YOUR OBJECTIVE: State only how many lines below include the string "предоставлении".

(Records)
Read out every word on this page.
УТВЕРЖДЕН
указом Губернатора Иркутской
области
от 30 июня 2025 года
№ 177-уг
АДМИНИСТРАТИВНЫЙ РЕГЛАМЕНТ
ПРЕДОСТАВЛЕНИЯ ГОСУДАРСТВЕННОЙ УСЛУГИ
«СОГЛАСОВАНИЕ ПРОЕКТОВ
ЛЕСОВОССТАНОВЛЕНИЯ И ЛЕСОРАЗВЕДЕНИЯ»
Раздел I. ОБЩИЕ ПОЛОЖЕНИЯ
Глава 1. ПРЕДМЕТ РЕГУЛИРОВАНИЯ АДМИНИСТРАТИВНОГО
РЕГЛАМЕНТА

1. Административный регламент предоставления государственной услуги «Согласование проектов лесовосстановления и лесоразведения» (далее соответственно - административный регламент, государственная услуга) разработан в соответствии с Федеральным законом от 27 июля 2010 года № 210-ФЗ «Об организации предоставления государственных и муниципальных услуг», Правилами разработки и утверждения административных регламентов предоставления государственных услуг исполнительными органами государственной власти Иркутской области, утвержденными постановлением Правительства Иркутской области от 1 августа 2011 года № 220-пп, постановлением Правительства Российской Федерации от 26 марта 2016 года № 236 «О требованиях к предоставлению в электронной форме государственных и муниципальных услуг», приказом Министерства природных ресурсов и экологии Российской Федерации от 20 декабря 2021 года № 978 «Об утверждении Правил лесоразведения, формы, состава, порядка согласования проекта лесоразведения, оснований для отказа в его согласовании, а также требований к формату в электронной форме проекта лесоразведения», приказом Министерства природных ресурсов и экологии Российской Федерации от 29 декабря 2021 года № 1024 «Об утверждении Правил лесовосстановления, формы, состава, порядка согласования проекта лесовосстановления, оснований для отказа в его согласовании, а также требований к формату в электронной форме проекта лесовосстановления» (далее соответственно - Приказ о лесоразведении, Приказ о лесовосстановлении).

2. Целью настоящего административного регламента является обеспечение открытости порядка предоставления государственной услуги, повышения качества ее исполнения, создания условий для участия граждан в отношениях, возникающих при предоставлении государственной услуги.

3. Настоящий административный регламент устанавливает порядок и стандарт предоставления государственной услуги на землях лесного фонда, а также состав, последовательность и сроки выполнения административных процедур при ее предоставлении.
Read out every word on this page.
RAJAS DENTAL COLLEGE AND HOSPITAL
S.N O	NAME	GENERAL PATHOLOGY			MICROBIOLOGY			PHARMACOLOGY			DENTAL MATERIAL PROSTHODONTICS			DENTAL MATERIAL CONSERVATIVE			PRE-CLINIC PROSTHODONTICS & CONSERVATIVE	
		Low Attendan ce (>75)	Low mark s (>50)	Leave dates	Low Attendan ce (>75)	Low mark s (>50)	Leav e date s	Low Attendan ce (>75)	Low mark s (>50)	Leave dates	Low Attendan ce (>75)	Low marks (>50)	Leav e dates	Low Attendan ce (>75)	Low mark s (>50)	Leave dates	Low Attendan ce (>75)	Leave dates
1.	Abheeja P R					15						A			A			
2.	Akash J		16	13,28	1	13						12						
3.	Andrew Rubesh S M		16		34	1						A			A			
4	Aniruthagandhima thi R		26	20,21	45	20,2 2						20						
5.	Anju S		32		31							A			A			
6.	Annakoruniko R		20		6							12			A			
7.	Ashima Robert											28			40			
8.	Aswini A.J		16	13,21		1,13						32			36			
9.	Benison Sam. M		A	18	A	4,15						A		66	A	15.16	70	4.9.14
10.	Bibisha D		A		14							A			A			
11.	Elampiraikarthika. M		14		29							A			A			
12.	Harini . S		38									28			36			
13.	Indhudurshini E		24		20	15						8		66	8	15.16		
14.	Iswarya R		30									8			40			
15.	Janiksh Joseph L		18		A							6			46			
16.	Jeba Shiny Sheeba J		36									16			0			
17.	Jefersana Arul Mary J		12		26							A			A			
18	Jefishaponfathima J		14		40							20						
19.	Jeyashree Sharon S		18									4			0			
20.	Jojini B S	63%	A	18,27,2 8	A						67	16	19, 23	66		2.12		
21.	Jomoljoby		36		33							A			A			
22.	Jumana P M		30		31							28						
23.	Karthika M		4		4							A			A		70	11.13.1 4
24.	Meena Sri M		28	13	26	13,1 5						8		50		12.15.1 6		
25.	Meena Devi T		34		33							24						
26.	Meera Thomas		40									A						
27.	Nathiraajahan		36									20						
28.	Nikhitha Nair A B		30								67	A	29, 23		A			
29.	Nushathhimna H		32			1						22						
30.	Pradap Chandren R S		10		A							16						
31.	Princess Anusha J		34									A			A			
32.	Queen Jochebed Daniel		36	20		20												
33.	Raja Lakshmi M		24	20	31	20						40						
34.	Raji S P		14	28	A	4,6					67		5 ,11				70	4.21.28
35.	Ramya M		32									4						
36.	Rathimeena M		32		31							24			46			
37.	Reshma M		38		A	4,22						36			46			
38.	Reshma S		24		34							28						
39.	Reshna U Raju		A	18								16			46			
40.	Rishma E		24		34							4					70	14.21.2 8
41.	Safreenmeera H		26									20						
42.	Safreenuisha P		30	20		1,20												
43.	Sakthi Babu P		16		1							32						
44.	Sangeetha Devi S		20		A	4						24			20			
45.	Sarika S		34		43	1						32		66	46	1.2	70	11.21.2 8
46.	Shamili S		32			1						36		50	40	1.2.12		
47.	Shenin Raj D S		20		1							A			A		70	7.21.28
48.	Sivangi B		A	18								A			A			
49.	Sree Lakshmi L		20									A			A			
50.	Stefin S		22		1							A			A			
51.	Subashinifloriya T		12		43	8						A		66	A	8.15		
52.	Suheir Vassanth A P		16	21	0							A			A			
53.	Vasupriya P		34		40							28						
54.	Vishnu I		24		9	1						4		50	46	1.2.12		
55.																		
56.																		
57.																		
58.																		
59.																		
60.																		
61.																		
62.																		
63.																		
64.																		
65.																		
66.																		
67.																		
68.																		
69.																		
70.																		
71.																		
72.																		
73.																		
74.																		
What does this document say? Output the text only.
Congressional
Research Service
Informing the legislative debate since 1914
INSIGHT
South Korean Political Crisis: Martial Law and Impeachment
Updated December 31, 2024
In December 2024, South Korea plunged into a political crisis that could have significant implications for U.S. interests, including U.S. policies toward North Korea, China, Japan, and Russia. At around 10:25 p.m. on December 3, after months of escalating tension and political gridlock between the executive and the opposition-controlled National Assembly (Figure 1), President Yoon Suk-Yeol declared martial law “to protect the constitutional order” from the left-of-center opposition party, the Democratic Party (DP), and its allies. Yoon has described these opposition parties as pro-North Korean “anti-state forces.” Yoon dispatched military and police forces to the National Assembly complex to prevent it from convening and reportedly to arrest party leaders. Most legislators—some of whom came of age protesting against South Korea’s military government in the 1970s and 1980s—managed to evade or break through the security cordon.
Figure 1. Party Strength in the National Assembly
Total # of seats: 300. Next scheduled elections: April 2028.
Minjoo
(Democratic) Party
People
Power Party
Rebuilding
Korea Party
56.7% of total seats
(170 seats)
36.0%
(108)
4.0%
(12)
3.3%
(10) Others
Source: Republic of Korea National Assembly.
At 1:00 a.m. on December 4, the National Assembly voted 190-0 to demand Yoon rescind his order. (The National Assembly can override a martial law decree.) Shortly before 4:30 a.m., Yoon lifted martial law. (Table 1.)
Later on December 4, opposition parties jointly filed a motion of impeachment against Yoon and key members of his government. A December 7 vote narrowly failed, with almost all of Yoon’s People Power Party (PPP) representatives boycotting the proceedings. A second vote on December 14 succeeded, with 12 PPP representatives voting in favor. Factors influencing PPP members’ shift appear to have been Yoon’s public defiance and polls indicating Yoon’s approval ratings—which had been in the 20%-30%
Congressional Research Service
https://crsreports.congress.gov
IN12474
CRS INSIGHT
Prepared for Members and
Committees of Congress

WORKED SOLUTION: 2